A run of records
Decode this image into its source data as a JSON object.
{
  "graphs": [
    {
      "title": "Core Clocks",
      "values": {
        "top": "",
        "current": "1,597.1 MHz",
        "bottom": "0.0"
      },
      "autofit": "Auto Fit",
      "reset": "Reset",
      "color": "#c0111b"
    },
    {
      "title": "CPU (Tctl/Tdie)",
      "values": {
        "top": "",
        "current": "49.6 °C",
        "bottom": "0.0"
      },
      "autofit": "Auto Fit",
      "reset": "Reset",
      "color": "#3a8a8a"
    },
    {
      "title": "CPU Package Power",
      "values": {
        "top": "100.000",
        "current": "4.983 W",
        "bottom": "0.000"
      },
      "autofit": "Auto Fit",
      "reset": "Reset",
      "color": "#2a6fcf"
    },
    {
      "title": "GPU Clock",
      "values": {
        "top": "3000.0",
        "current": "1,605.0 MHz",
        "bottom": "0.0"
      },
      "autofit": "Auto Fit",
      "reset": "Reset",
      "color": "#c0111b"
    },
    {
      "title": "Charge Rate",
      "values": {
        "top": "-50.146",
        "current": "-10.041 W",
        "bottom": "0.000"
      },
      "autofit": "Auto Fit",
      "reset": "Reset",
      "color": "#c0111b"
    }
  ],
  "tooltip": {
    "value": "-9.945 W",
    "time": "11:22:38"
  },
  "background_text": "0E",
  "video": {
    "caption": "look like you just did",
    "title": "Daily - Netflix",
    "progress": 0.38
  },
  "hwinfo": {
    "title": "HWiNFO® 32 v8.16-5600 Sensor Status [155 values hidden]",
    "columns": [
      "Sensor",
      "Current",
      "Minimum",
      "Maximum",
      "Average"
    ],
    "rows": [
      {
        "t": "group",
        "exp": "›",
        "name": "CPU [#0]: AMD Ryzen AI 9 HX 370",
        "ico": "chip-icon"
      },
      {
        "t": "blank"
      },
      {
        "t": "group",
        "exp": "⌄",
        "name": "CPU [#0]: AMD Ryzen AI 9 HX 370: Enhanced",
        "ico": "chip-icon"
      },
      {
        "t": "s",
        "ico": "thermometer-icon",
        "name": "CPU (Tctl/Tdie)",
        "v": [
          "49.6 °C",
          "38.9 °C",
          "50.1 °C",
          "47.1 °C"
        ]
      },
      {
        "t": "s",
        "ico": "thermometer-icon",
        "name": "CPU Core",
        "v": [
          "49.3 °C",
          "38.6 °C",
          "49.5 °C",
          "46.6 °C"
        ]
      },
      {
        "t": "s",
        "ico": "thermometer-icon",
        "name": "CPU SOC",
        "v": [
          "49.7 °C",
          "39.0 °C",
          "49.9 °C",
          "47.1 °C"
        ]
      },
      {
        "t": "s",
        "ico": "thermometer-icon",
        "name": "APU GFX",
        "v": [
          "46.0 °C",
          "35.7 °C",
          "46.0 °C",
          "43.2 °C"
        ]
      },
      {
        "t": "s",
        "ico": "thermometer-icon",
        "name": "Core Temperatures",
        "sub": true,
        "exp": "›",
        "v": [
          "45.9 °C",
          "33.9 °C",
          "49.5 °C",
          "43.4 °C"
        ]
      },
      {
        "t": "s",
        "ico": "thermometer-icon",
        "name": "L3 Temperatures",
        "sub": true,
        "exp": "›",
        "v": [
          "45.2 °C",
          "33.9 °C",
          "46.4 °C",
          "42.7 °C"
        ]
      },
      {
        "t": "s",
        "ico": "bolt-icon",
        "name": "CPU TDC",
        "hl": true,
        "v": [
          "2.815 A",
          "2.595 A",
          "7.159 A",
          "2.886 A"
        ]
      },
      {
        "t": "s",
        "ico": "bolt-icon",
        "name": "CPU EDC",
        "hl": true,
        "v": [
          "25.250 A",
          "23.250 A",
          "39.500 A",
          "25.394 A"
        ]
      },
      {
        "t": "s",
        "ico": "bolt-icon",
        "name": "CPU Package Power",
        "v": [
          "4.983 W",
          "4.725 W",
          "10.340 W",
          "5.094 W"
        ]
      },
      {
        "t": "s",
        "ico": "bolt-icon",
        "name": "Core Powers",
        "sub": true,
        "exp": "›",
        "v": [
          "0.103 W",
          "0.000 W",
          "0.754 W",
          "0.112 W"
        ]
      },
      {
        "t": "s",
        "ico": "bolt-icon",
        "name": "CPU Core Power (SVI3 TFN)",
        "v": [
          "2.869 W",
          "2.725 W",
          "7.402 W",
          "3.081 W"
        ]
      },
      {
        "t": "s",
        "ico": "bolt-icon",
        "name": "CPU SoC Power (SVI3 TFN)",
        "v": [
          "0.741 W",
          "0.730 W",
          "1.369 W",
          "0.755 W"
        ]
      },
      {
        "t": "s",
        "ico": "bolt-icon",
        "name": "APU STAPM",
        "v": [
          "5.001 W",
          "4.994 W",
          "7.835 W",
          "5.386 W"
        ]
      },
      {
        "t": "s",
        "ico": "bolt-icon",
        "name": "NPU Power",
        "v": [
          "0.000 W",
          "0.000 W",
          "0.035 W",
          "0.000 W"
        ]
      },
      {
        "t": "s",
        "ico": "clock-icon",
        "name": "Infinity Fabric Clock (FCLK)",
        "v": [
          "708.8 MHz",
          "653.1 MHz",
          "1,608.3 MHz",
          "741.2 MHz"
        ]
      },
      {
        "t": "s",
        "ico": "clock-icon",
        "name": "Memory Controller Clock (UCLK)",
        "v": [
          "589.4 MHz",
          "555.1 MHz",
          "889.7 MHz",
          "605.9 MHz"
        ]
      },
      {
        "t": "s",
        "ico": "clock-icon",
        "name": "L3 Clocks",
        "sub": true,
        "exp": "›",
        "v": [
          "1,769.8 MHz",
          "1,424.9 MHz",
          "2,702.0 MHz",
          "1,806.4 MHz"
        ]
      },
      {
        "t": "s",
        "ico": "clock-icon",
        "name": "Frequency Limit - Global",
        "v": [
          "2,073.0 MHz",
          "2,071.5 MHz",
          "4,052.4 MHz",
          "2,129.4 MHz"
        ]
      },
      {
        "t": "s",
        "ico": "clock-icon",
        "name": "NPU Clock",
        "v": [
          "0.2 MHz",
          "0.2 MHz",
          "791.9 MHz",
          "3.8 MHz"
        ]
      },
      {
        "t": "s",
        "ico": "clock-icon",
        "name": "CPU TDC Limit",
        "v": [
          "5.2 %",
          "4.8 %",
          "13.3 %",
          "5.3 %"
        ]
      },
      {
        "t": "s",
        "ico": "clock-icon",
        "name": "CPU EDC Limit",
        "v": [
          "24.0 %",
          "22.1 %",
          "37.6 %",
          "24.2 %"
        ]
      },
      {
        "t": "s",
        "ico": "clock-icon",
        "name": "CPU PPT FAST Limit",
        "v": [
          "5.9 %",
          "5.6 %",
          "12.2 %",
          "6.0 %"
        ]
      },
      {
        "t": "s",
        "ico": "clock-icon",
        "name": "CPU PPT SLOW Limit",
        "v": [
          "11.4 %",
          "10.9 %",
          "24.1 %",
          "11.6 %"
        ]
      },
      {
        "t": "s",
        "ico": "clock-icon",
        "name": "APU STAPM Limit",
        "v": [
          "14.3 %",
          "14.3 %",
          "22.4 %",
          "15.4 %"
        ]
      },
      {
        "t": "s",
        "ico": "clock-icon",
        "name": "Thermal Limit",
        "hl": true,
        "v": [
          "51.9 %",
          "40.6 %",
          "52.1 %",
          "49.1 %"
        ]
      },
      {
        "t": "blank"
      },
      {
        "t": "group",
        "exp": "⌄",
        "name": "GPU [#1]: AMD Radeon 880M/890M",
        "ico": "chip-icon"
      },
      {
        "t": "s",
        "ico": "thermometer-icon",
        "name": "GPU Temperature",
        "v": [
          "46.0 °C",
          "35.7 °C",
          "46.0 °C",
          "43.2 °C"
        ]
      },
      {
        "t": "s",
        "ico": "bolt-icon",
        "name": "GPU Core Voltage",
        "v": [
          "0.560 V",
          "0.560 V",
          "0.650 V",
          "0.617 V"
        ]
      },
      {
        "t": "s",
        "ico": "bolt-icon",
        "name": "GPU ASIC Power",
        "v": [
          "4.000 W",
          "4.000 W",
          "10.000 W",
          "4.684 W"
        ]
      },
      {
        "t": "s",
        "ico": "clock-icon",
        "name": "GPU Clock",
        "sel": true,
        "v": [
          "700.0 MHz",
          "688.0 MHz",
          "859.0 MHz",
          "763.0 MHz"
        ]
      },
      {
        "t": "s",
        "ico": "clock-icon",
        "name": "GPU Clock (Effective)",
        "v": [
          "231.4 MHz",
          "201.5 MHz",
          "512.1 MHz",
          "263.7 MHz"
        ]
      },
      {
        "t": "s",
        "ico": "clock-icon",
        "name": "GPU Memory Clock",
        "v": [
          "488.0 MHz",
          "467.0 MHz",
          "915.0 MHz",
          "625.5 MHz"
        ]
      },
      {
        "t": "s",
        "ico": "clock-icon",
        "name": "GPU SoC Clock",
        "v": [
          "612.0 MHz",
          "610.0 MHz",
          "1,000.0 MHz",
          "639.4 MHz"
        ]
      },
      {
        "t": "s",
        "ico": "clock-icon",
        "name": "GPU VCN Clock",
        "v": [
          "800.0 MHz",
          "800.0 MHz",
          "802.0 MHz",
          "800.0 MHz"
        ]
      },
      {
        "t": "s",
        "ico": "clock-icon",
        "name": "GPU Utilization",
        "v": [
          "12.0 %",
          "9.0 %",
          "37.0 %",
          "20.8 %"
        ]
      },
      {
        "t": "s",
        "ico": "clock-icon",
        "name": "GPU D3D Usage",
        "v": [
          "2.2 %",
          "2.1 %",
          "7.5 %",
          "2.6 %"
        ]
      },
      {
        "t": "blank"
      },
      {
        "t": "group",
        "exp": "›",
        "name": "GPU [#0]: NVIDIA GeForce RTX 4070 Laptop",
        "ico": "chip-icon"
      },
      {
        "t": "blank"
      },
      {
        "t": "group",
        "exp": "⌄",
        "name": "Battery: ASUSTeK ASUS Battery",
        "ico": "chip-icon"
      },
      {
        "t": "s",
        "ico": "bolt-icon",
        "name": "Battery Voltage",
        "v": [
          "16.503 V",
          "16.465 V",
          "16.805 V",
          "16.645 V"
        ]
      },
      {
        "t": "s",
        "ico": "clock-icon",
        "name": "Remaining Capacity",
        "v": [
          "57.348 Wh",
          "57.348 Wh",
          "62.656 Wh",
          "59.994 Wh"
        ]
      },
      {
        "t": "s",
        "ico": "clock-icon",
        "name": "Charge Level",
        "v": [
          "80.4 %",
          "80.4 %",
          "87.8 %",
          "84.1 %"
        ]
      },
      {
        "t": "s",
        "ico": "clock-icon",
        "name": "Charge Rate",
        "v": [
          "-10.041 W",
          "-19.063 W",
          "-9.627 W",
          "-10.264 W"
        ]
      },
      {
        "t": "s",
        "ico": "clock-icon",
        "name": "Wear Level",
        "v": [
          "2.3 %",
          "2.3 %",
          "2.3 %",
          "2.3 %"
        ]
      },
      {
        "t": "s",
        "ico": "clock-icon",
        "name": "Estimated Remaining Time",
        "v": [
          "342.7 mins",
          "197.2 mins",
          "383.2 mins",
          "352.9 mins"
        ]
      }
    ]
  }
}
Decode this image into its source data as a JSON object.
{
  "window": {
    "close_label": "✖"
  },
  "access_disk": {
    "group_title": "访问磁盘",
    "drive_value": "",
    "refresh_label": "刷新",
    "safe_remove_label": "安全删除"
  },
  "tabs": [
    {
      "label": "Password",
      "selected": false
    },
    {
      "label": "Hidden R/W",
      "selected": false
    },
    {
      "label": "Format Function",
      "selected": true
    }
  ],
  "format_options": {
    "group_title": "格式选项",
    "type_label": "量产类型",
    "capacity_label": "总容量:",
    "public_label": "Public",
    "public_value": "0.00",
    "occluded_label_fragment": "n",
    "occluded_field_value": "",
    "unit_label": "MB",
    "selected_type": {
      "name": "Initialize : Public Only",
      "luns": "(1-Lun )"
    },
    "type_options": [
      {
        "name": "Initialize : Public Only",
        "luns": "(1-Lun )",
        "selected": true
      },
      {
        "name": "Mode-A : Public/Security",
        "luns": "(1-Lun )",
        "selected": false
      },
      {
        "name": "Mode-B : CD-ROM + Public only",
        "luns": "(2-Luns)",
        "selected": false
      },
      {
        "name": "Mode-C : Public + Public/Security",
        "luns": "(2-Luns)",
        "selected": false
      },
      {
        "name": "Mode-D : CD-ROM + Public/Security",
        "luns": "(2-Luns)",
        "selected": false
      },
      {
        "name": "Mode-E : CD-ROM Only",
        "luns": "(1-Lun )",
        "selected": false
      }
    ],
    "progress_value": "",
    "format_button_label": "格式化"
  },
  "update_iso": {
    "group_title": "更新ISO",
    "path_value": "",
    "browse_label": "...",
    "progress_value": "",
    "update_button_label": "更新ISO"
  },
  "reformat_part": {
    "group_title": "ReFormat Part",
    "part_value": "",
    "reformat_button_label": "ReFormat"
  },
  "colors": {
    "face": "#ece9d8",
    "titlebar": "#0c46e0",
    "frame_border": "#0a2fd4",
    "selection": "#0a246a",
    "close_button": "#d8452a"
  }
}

• **Work to complete**: Gather up every line in the data above that contains the word "Remaining", copying each one.

• **Written solution**:
        "name": "Remaining Capacity",
        "name": "Estimated Remaining Time",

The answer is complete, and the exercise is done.